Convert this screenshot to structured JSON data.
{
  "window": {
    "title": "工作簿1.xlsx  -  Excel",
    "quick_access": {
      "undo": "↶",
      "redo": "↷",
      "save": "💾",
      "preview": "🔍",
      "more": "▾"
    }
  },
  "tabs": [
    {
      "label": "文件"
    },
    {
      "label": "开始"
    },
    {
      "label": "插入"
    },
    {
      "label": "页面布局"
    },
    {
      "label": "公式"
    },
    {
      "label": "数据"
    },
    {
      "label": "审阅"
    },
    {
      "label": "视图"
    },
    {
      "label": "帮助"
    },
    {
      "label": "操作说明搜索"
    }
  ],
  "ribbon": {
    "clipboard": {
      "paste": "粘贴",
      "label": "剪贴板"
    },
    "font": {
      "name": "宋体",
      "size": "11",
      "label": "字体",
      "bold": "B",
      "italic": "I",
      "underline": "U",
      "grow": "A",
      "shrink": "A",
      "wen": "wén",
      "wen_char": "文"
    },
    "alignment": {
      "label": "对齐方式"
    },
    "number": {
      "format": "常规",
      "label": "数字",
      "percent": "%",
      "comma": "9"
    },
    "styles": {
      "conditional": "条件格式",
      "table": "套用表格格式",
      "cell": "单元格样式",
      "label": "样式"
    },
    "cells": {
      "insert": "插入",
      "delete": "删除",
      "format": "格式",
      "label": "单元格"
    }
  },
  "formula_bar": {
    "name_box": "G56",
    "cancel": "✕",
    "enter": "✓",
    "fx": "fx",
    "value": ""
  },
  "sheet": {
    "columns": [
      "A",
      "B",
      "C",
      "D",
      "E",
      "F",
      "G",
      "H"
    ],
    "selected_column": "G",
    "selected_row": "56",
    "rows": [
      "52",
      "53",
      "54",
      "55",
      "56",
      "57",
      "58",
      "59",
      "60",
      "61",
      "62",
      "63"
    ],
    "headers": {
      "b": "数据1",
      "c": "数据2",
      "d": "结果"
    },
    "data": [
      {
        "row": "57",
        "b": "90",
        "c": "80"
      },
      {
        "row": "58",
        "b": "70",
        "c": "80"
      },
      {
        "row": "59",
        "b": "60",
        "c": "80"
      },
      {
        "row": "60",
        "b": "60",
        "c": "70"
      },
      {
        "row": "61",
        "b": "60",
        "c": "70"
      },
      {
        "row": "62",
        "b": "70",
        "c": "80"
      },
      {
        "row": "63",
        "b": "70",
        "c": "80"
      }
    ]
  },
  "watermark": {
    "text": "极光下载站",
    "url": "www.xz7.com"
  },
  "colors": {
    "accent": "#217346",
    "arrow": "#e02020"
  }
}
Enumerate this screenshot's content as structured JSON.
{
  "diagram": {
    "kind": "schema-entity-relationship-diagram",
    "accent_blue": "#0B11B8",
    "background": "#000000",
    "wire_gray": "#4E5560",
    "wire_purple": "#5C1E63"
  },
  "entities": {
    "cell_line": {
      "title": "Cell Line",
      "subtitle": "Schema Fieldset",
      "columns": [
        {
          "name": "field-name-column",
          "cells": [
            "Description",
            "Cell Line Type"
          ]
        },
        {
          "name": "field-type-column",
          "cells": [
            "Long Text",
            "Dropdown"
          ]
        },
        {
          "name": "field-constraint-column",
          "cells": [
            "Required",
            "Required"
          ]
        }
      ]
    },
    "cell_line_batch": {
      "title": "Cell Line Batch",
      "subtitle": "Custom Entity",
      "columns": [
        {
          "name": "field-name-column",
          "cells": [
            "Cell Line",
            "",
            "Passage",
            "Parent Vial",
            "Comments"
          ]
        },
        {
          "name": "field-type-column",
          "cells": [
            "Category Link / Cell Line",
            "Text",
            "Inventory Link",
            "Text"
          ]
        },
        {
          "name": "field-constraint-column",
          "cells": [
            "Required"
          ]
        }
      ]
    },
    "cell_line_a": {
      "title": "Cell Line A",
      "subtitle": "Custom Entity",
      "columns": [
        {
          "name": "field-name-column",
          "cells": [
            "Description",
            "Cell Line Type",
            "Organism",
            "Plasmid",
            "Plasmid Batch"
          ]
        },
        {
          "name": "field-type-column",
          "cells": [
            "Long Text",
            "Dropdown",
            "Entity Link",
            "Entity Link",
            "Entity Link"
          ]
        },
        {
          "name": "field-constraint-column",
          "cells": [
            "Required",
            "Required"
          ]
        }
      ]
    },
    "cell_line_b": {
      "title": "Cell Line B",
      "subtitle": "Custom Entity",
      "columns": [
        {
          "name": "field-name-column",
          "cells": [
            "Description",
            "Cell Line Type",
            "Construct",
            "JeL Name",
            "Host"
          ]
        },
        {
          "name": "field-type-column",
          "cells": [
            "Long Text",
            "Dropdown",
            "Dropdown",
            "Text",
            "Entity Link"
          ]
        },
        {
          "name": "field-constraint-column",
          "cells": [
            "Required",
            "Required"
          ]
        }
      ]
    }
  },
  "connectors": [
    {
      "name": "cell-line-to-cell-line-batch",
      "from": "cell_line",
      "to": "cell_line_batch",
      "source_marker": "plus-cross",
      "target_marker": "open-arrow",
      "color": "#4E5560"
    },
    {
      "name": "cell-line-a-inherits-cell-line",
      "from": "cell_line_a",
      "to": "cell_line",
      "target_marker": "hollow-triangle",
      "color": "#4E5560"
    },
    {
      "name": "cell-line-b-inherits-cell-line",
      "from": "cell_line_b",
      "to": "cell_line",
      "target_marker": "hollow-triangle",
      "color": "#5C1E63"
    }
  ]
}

§ **PROBLEM**
Copy the material above, line for line.

§ **COMPLETED EXERCISE**
Convert this screenshot to structured JSON data.
{
  "window": {
    "title": "工作簿1.xlsx  -  Excel",
    "quick_access": {
      "undo": "↶",
      "redo": "↷",
      "save": "💾",
      "preview": "🔍",
      "more": "▾"
    }
  },
  "tabs": [
    {
      "label": "文件"
    },
    {
      "label": "开始"
    },
    {
      "label": "插入"
    },
    {
      "label": "页面布局"
    },
    {
      "label": "公式"
    },
    {
      "label": "数据"
    },
    {
      "label": "审阅"
    },
    {
      "label": "视图"
    },
    {
      "label": "帮助"
    },
    {
      "label": "操作说明搜索"
    }
  ],
  "ribbon": {
    "clipboard": {
      "paste": "粘贴",
      "label": "剪贴板"
    },
    "font": {
      "name": "宋体",
      "size": "11",
      "label": "字体",
      "bold": "B",
      "italic": "I",
      "underline": "U",
      "grow": "A",
      "shrink": "A",
      "wen": "wén",
      "wen_char": "文"
    },
    "alignment": {
      "label": "对齐方式"
    },
    "number": {
      "format": "常规",
      "label": "数字",
      "percent": "%",
      "comma": "9"
    },
    "styles": {
      "conditional": "条件格式",
      "table": "套用表格格式",
      "cell": "单元格样式",
      "label": "样式"
    },
    "cells": {
      "insert": "插入",
      "delete": "删除",
      "format": "格式",
      "label": "单元格"
    }
  },
  "formula_bar": {
    "name_box": "G56",
    "cancel": "✕",
    "enter": "✓",
    "fx": "fx",
    "value": ""
  },
  "sheet": {
    "columns": [
      "A",
      "B",
      "C",
      "D",
      "E",
      "F",
      "G",
      "H"
    ],
    "selected_column": "G",
    "selected_row": "56",
    "rows": [
      "52",
      "53",
      "54",
      "55",
      "56",
      "57",
      "58",
      "59",
      "60",
      "61",
      "62",
      "63"
    ],
    "headers": {
      "b": "数据1",
      "c": "数据2",
      "d": "结果"
    },
    "data": [
      {
        "row": "57",
        "b": "90",
        "c": "80"
      },
      {
        "row": "58",
        "b": "70",
        "c": "80"
      },
      {
        "row": "59",
        "b": "60",
        "c": "80"
      },
      {
        "row": "60",
        "b": "60",
        "c": "70"
      },
      {
        "row": "61",
        "b": "60",
        "c": "70"
      },
      {
        "row": "62",
        "b": "70",
        "c": "80"
      },
      {
        "row": "63",
        "b": "70",
        "c": "80"
      }
    ]
  },
  "watermark": {
    "text": "极光下载站",
    "url": "www.xz7.com"
  },
  "colors": {
    "accent": "#217346",
    "arrow": "#e02020"
  }
}
Enumerate this screenshot's content as structured JSON.
{
  "diagram": {
    "kind": "schema-entity-relationship-diagram",
    "accent_blue": "#0B11B8",
    "background": "#000000",
    "wire_gray": "#4E5560",
    "wire_purple": "#5C1E63"
  },
  "entities": {
    "cell_line": {
      "title": "Cell Line",
      "subtitle": "Schema Fieldset",
      "columns": [
        {
          "name": "field-name-column",
          "cells": [
            "Description",
            "Cell Line Type"
          ]
        },
        {
          "name": "field-type-column",
          "cells": [
            "Long Text",
            "Dropdown"
          ]
        },
        {
          "name": "field-constraint-column",
          "cells": [
            "Required",
            "Required"
          ]
        }
      ]
    },
    "cell_line_batch": {
      "title": "Cell Line Batch",
      "subtitle": "Custom Entity",
      "columns": [
        {
          "name": "field-name-column",
          "cells": [
            "Cell Line",
            "",
            "Passage",
            "Parent Vial",
            "Comments"
          ]
        },
        {
          "name": "field-type-column",
          "cells": [
            "Category Link / Cell Line",
            "Text",
            "Inventory Link",
            "Text"
          ]
        },
        {
          "name": "field-constraint-column",
          "cells": [
            "Required"
          ]
        }
      ]
    },
    "cell_line_a": {
      "title": "Cell Line A",
      "subtitle": "Custom Entity",
      "columns": [
        {
          "name": "field-name-column",
          "cells": [
            "Description",
            "Cell Line Type",
            "Organism",
            "Plasmid",
            "Plasmid Batch"
          ]
        },
        {
          "name": "field-type-column",
          "cells": [
            "Long Text",
            "Dropdown",
            "Entity Link",
            "Entity Link",
            "Entity Link"
          ]
        },
        {
          "name": "field-constraint-column",
          "cells": [
            "Required",
            "Required"
          ]
        }
      ]
    },
    "cell_line_b": {
      "title": "Cell Line B",
      "subtitle": "Custom Entity",
      "columns": [
        {
          "name": "field-name-column",
          "cells": [
            "Description",
            "Cell Line Type",
            "Construct",
            "JeL Name",
            "Host"
          ]
        },
        {
          "name": "field-type-column",
          "cells": [
            "Long Text",
            "Dropdown",
            "Dropdown",
            "Text",
            "Entity Link"
          ]
        },
        {
          "name": "field-constraint-column",
          "cells": [
            "Required",
            "Required"
          ]
        }
      ]
    }
  },
  "connectors": [
    {
      "name": "cell-line-to-cell-line-batch",
      "from": "cell_line",
      "to": "cell_line_batch",
      "source_marker": "plus-cross",
      "target_marker": "open-arrow",
      "color": "#4E5560"
    },
    {
      "name": "cell-line-a-inherits-cell-line",
      "from": "cell_line_a",
      "to": "cell_line",
      "target_marker": "hollow-triangle",
      "color": "#4E5560"
    },
    {
      "name": "cell-line-b-inherits-cell-line",
      "from": "cell_line_b",
      "to": "cell_line",
      "target_marker": "hollow-triangle",
      "color": "#5C1E63"
    }
  ]
}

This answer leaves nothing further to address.